— START Supplied data —

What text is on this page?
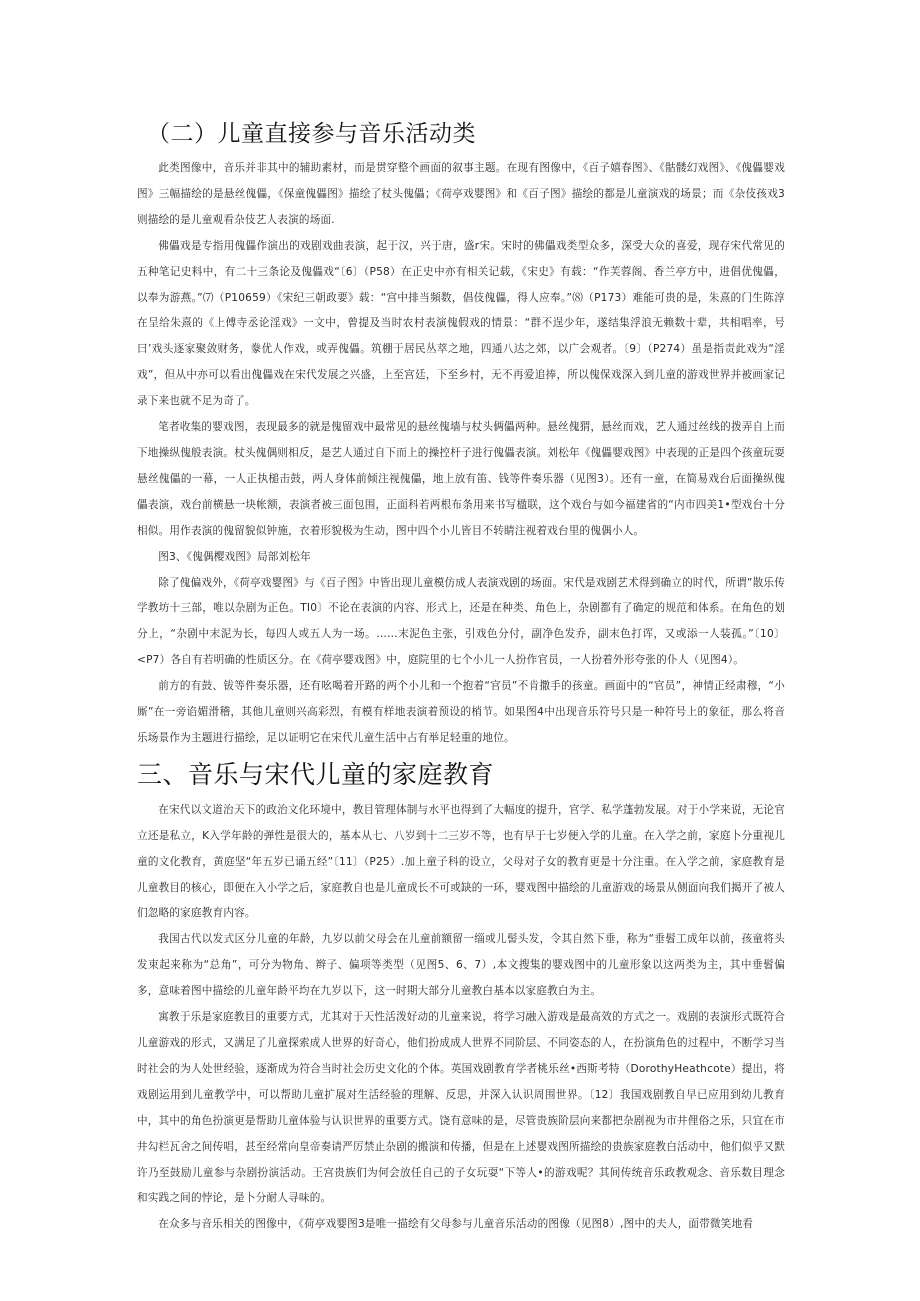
（二）儿童直接参与音乐活动类

此类图像中，音乐并非其中的辅助素材，而是贯穿整个画面的叙事主题。在现有图像中，《百子嬉春图》、《骷髅幻戏图》、《傀儡婴戏图》三幅描绘的是悬丝傀儡，《保童傀儡图》描绘了杖头傀儡；《荷亭戏婴图》和《百子图》描绘的都是儿童演戏的场景；而《杂伎孩戏3则描绘的是儿童观看杂伎艺人表演的场面.

佛儡戏是专指用傀儡作演出的戏剧戏曲表演，起于汉，兴于唐，盛r宋。宋时的佛儡戏类型众多，深受大众的喜爱，现存宋代常见的五种笔记史料中，有二十三条论及傀儡戏“〔6〕（P58）在正史中亦有相关记载，《宋史》有载：“作芙蓉阁、香兰亭方中，进倡优傀儡，以奉为游燕。”⑺（P10659）《宋纪三朝政要》载：“宫中排当頻数，倡伎傀儡，得人应奉。”⑻（P173）难能可贵的是，朱熹的门生陈淳在呈给朱熹的《上傅寺丞论淫戏》一文中，曾提及当时农村表演傀假戏的情景：“群不逞少年，遂结集浮浪无赖数十辈，共相唱率，号曰’戏头逐家聚敛财务，豢优人作戏，或弄傀儡。筑棚于居民丛萃之地，四通八达之郊，以广会观者。〔9〕（P274）虽是指责此戏为“淫戏”，但从中亦可以看出傀儡戏在宋代发展之兴盛，上至宫廷，下至乡村，无不再爱追捧，所以傀保戏深入到儿童的游戏世界并被画家记录下来也就不足为奇了。

笔者收集的婴戏图，表现最多的就是傀留戏中最常见的悬丝傀墙与杖头俩儡两种。悬丝傀猬，悬丝而戏，艺人通过丝线的拨弄自上而下地操纵傀般表演。杖头傀偶则相反，是艺人通过自下而上的操控杆子进行傀儡表演。刘松年《傀儡婴戏图》中表现的正是四个孩童玩耍悬丝傀儡的一幕，一人正执槌击鼓，两人身体前倾注视傀儡，地上放有笛、钱等件奏乐器（见图3）。还有一童，在简易戏台后面操纵傀儡表演，戏台前横悬一块帐额，表演者被三面包围，正面科若两根布条用来书写楹联，这个戏台与如今福建省的“内市四美1•型戏台十分相似。用作表演的傀留貌似钟施，衣着形貌极为生动，图中四个小儿皆目不转睛注视着戏台里的傀偶小人。

图3、《傀偶樱戏图》局部刘松年

除了傀偏戏外，《荷亭戏婴图》与《百子图》中皆出现儿童模仿成人表演戏剧的场面。宋代是戏剧艺术得到确立的时代，所谓”散乐传学教坊十三部，唯以杂剧为正色。TI0〕不论在表演的内容、形式上，还是在种类、角色上，杂剧都有了确定的规范和体系。在角色的划分上，“杂剧中末泥为长，每四人或五人为一场。……末泥色主张，引戏色分付，副净色发乔，副末色打诨，又或添一人装孤。”〔10〕<P7）各自有若明确的性质区分。在《荷亭婴戏图》中，庭院里的七个小儿一人扮作官员，一人扮着外形夸张的仆人（见图4）。

前方的有鼓、钹等件奏乐器，还有吆喝着开路的两个小儿和一个抱着“官员”不肯撒手的孩童。画面中的“官员”，神情正经肃穆，“小厮”在一旁谄媚滑稽，其他儿童则兴高彩烈，有模有样地表演着预设的梢节。如果图4中出现音乐符号只是一种符号上的象征，那么将音乐场景作为主题进行描绘，足以证明它在宋代儿童生活中占有举足轻重的地位。

三、音乐与宋代儿童的家庭教育

在宋代以文道治天下的政治文化环境中，教目管理体制与水平也得到了大幅度的提升，官学、私学蓬勃发展。对于小学来说，无论官立还是私立，K入学年龄的弹性是很大的，基本从七、八岁到十二三岁不等，也有早于七岁便入学的儿童。在入学之前，家庭卜分重视儿童的文化教育，黄庭坚“年五岁已诵五经”〔11〕（P25）.加上童子科的设立，父母对子女的教育更是十分注重。在入学之前，家庭教育是儿童教目的核心，即便在入小学之后，家庭教自也是儿童成长不可或缺的一环，婴戏图中描绘的儿童游戏的场景从侧面向我们揭开了被人们忽略的家庭教育内容。

我国古代以发式区分儿童的年龄，九岁以前父母会在儿童前额留一缁或儿髻头发，令其自然下垂，称为“垂髫工成年以前，孩童将头发束起来称为“总角”，可分为物角、辫子、偏项等类型（见图5、6、7）,本文搜集的婴戏图中的儿童形象以这两类为主，其中垂髫偏多，意味着图中描绘的儿童年龄平均在九岁以下，这一时期大部分儿童教白基本以家庭教白为主。

寓教于乐是家庭教目的重要方式，尤其对于天性活泼好动的儿童来说，将学习融入游戏是最高效的方式之一。戏剧的表演形式既符合儿童游戏的形式，又满足了儿童探索成人世界的好奇心，他们扮成成人世界不同阶层、不同姿态的人，在扮演角色的过程中，不断学习当时社会的为人处世经验，逐渐成为符合当时社会历史文化的个体。英国戏剧教育学者桃乐丝•西斯考特（DorothyHeathcote）提出，将戏剧运用到儿童教学中，可以帮助儿童扩展对生活经验的理解、反思，并深入认识周围世界。〔12〕我国戏剧教自早已应用到幼儿教育中，其中的角色扮演更是帮助儿童体验与认识世界的重要方式。饶有意味的是，尽管贵族阶层向来都把杂剧视为市井俚俗之乐，只宜在市井勾栏瓦舍之间传唱，甚至经常向皇帝奏请严厉禁止杂剧的搬演和传播，但是在上述婴戏图所描绘的贵族家庭教白活动中，他们似乎又默许乃至鼓励儿童参与杂剧扮演活动。王宫贵族们为何会放任自己的子女玩耍“下等人•的游戏呢？其间传统音乐政教观念、音乐数目理念和实践之间的悖论，是卜分耐人寻味的。

在众多与音乐相关的图像中，《荷亭戏婴图3是唯一描绘有父母参与儿童音乐活动的图像（见图8）,图中的夫人，面带微笑地看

— END Supplied data —

#### [Job]
Return each line from the material above exactly, but not the pictures.

#### [Output]
What text is on this page?
（二）儿童直接参与音乐活动类

此类图像中，音乐并非其中的辅助素材，而是贯穿整个画面的叙事主题。在现有图像中，《百子嬉春图》、《骷髅幻戏图》、《傀儡婴戏图》三幅描绘的是悬丝傀儡，《保童傀儡图》描绘了杖头傀儡；《荷亭戏婴图》和《百子图》描绘的都是儿童演戏的场景；而《杂伎孩戏3则描绘的是儿童观看杂伎艺人表演的场面.

佛儡戏是专指用傀儡作演出的戏剧戏曲表演，起于汉，兴于唐，盛r宋。宋时的佛儡戏类型众多，深受大众的喜爱，现存宋代常见的五种笔记史料中，有二十三条论及傀儡戏“〔6〕（P58）在正史中亦有相关记载，《宋史》有载：“作芙蓉阁、香兰亭方中，进倡优傀儡，以奉为游燕。”⑺（P10659）《宋纪三朝政要》载：“宫中排当頻数，倡伎傀儡，得人应奉。”⑻（P173）难能可贵的是，朱熹的门生陈淳在呈给朱熹的《上傅寺丞论淫戏》一文中，曾提及当时农村表演傀假戏的情景：“群不逞少年，遂结集浮浪无赖数十辈，共相唱率，号曰’戏头逐家聚敛财务，豢优人作戏，或弄傀儡。筑棚于居民丛萃之地，四通八达之郊，以广会观者。〔9〕（P274）虽是指责此戏为“淫戏”，但从中亦可以看出傀儡戏在宋代发展之兴盛，上至宫廷，下至乡村，无不再爱追捧，所以傀保戏深入到儿童的游戏世界并被画家记录下来也就不足为奇了。

笔者收集的婴戏图，表现最多的就是傀留戏中最常见的悬丝傀墙与杖头俩儡两种。悬丝傀猬，悬丝而戏，艺人通过丝线的拨弄自上而下地操纵傀般表演。杖头傀偶则相反，是艺人通过自下而上的操控杆子进行傀儡表演。刘松年《傀儡婴戏图》中表现的正是四个孩童玩耍悬丝傀儡的一幕，一人正执槌击鼓，两人身体前倾注视傀儡，地上放有笛、钱等件奏乐器（见图3）。还有一童，在简易戏台后面操纵傀儡表演，戏台前横悬一块帐额，表演者被三面包围，正面科若两根布条用来书写楹联，这个戏台与如今福建省的“内市四美1•型戏台十分相似。用作表演的傀留貌似钟施，衣着形貌极为生动，图中四个小儿皆目不转睛注视着戏台里的傀偶小人。

图3、《傀偶樱戏图》局部刘松年

除了傀偏戏外，《荷亭戏婴图》与《百子图》中皆出现儿童模仿成人表演戏剧的场面。宋代是戏剧艺术得到确立的时代，所谓”散乐传学教坊十三部，唯以杂剧为正色。TI0〕不论在表演的内容、形式上，还是在种类、角色上，杂剧都有了确定的规范和体系。在角色的划分上，“杂剧中末泥为长，每四人或五人为一场。……末泥色主张，引戏色分付，副净色发乔，副末色打诨，又或添一人装孤。”〔10〕<P7）各自有若明确的性质区分。在《荷亭婴戏图》中，庭院里的七个小儿一人扮作官员，一人扮着外形夸张的仆人（见图4）。

前方的有鼓、钹等件奏乐器，还有吆喝着开路的两个小儿和一个抱着“官员”不肯撒手的孩童。画面中的“官员”，神情正经肃穆，“小厮”在一旁谄媚滑稽，其他儿童则兴高彩烈，有模有样地表演着预设的梢节。如果图4中出现音乐符号只是一种符号上的象征，那么将音乐场景作为主题进行描绘，足以证明它在宋代儿童生活中占有举足轻重的地位。

三、音乐与宋代儿童的家庭教育

在宋代以文道治天下的政治文化环境中，教目管理体制与水平也得到了大幅度的提升，官学、私学蓬勃发展。对于小学来说，无论官立还是私立，K入学年龄的弹性是很大的，基本从七、八岁到十二三岁不等，也有早于七岁便入学的儿童。在入学之前，家庭卜分重视儿童的文化教育，黄庭坚“年五岁已诵五经”〔11〕（P25）.加上童子科的设立，父母对子女的教育更是十分注重。在入学之前，家庭教育是儿童教目的核心，即便在入小学之后，家庭教自也是儿童成长不可或缺的一环，婴戏图中描绘的儿童游戏的场景从侧面向我们揭开了被人们忽略的家庭教育内容。

我国古代以发式区分儿童的年龄，九岁以前父母会在儿童前额留一缁或儿髻头发，令其自然下垂，称为“垂髫工成年以前，孩童将头发束起来称为“总角”，可分为物角、辫子、偏项等类型（见图5、6、7）,本文搜集的婴戏图中的儿童形象以这两类为主，其中垂髫偏多，意味着图中描绘的儿童年龄平均在九岁以下，这一时期大部分儿童教白基本以家庭教白为主。

寓教于乐是家庭教目的重要方式，尤其对于天性活泼好动的儿童来说，将学习融入游戏是最高效的方式之一。戏剧的表演形式既符合儿童游戏的形式，又满足了儿童探索成人世界的好奇心，他们扮成成人世界不同阶层、不同姿态的人，在扮演角色的过程中，不断学习当时社会的为人处世经验，逐渐成为符合当时社会历史文化的个体。英国戏剧教育学者桃乐丝•西斯考特（DorothyHeathcote）提出，将戏剧运用到儿童教学中，可以帮助儿童扩展对生活经验的理解、反思，并深入认识周围世界。〔12〕我国戏剧教自早已应用到幼儿教育中，其中的角色扮演更是帮助儿童体验与认识世界的重要方式。饶有意味的是，尽管贵族阶层向来都把杂剧视为市井俚俗之乐，只宜在市井勾栏瓦舍之间传唱，甚至经常向皇帝奏请严厉禁止杂剧的搬演和传播，但是在上述婴戏图所描绘的贵族家庭教白活动中，他们似乎又默许乃至鼓励儿童参与杂剧扮演活动。王宫贵族们为何会放任自己的子女玩耍“下等人•的游戏呢？其间传统音乐政教观念、音乐数目理念和实践之间的悖论，是卜分耐人寻味的。

在众多与音乐相关的图像中，《荷亭戏婴图3是唯一描绘有父母参与儿童音乐活动的图像（见图8）,图中的夫人，面带微笑地看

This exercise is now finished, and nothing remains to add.